------ Provided data

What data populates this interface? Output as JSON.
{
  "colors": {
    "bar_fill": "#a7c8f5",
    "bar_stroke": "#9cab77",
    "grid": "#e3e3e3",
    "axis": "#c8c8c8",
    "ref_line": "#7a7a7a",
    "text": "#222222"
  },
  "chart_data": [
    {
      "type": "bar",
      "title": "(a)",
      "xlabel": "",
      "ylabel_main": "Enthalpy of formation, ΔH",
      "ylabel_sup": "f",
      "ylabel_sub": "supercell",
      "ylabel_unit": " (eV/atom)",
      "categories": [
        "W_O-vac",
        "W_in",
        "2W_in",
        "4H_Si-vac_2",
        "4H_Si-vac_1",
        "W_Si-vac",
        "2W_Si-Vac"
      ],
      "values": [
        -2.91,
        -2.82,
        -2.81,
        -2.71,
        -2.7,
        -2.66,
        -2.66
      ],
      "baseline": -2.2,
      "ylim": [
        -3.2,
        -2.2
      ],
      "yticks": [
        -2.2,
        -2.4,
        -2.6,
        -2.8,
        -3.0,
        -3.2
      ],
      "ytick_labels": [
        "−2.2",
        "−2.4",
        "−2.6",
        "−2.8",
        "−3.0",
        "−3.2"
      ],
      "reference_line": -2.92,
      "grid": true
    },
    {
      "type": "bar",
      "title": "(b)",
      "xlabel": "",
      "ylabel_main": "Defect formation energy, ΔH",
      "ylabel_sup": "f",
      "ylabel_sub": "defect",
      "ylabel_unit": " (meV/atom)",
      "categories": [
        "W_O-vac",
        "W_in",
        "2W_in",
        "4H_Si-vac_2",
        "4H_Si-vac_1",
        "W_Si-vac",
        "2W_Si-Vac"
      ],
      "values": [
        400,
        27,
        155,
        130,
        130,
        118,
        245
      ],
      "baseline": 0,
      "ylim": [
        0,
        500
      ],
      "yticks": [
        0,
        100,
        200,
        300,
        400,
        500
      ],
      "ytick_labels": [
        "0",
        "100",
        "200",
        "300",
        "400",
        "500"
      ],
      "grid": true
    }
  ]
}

------------

**Written task:**
Of the lines in the material, how many include "atom"? Respond with the number alone.

**The answer:**
2